Provided text »

-------

Isolation and identification of E. coli
The isolation and identification of E. coli were performed by growth on different culture media (nutrient broth, MacConkey agar, and EMB agar), different biochemical tests (sugar fermentation test, along with indole and methyl red (MR) tests, Voges-Proskauer (VP), and citrate utilization tests) and Gram-staining as previously described24.
Preparation, preservation, and re-culturing of E. coli from stock culture
Pure E. coli isolates were preserved in 50% sterilized glycerin in cryovials. For re-culturing, cryovials were equilibrated to room temperature and 10 µL of stock culture was transferred into a Falcon tubes containing 5 mL of nutrient broth and incubated at 37 °C for 24 h, resulting in visible turbidity, confirming bacterial growth. Cultures were vortexed briefly and samples were prepared for DNA extraction.
Extraction of bacterial genomic DNA
The extraction of bacterial DNA was performed using the boiling method, as previously described with slight modification4. Briefly, freshly grown E. coli broth culture (1 mL) was centrifuged at 10,000 rpm for 5 min, and the supernatant was discarded. The process was repeated, and 100 µL of nuclease-free water (NFW) was then added to the pellet, vortexed, and heated at 97 °C for 10 min. After cooling at −4 °C, the sample was centrifuged, and approximately 90 µL of supernatant containing DNA was stored at −20 °C.
Detection of enteropathogenic E. coli (EPEC) and non-enteropathogenic E. coli (non-EPEC) by PCR
Following the extraction of DNA, the isolates were screened for enteropathogenic E. coli (EPEC) by targeting the eaeA gene (Table 1). Amplification was performed in a 13 µL reaction mixture, including 6.5 µL of PCR master mix, 1 µL each of forward and reverse primers (10 µM), 1.5 µL of NFW, and 3 µL of template DNA, with the final concentration of each primer in the reaction mixture being 0.77 µM, using a specific thermal cycle (DLAB TC1000-G, USA) (Table S6). PCR products were visualized on a 2% agarose gel (SeaKem LE Agarose) using ethidium bromide (10 mg/mL), under UV light after electrophoresis at 100 V for 45 min.
Antimicrobial susceptibility test (AST)
Both the EPEC and non-EPEC isolates were tested for AST using the Kirby-Bauer disc diffusion method on Mueller–Hinton (MH) agar plates, following the Clinical and Laboratory Standards Institute (CLSI, 2020) guidelines25. The bacterial concentrations were standardized to a 0.5 McFarland standard and spread on the agar. Isolates were tested against 12 commonly used antibiotics: ampicillin (10 µg), amoxicillin-clavulanate (20/10 µg), Erythromycin (15 µg), ceftazidime (30 µg), cefpodoxime (10 µg), ceftriaxone (30 µg), gentamicin (10 µg), tetracycline (30 µg), ciprofloxacin (5 µg), levofloxacin (5 µg), co-trimoxa-sulphate (25 µg), and chloramphenicol (30 µg). The antibiotics were selected based on their frequent use in veterinary and human medicine, and significance in antimicrobial resistance surveillance. The selection was guided by CLSI guidelines, World Health Organization (WHO) medically important antimicrobials list26. The results were interpreted as susceptible, intermediate, or resistant (Table S2). Isolates that exhibited resistance to at least three antibiotic classes were considered multi-drug resistant (MDR).

-------

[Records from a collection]
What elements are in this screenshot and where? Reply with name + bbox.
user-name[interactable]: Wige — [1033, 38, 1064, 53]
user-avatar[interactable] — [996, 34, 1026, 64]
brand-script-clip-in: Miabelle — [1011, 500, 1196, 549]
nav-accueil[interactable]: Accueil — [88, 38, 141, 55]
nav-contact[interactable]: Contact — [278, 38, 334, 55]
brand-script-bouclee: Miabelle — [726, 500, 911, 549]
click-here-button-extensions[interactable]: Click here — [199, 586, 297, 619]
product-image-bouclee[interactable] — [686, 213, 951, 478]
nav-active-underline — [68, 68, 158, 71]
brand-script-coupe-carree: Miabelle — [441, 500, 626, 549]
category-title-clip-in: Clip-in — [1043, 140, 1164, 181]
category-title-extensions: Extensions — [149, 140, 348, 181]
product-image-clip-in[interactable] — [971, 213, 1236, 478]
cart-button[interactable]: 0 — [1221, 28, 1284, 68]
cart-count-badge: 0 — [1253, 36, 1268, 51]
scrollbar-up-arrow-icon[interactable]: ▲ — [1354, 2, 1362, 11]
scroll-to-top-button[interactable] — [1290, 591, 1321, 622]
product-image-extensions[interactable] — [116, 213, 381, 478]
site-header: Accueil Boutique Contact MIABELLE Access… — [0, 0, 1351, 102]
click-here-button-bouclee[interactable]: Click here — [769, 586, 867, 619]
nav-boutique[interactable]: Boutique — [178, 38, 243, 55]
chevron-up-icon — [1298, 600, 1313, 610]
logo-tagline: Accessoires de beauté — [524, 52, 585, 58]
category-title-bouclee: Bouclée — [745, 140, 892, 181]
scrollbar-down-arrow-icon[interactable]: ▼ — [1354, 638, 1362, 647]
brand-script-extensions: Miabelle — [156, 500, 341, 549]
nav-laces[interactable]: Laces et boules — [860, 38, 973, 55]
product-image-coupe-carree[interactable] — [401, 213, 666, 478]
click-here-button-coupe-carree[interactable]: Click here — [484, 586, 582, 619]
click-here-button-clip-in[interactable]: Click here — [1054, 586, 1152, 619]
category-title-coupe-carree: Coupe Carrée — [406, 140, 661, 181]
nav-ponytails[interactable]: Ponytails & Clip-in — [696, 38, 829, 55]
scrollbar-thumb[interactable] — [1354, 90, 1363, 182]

-------

Activity » Continue the methods text on E. coli isolation and testing, beginning immediately after its final sentence.

Written response »
ESBL detection by double disc synergy test (DDST)
The isolates resistant to third-generation cephalosporins (ceftriaxone, cefpodoxime, and ceftazidime) were tested for ESBL production using the DDST method. The test employed discs of amoxicillin/clavulanate (20 µg/10 µg), ceftriaxone (30 µg), ceftazidime (30 µg), and cefpodoxime (30 µg). These discs were placed 30 mm apart from the amoxicillin/clavulanate disc (center to center) and incubated at 37°C for 24 h. A positive result was indicated by reduced susceptibility to ceftriaxone, ceftazidime, or cefpodoxime, accompanied by a clear enhancement of the inhibition zone toward the amoxiclav disc.
Detection of β-lactam resistance genes in ESBL-positive isolates of E. coli by multiplex PCR
For the detection of β-lactam resistance genes in ESBL-positive E. coli isolates, we performed a multiplex PCR using multiple primer sets targeting different β-lactam resistance genes (Table 2). Primer set 2 targeted four ESBL genes (blaTEM, blaCTX-M, blaCTX-M1, and blaCTX-M-2a), primer set 3 targeted two additional ESBL genes (blaSHV and blaOXA-1), and primer set 4 targeted AmpC gene (blaCMY) and one MBL gene (blaNDM-1). The multiplex PCR was conducted in a total volume of 12.5 µL reaction mix (Tables S4-S5) using specific thermal cycling conditions for each of the primer sets (Tables S7-S9). The amplified PCR products were visualized on a 2% agarose gel, as previously described, to confirm the presence of β-lactam resistance genes in ESBL-positive isolates of E. coli.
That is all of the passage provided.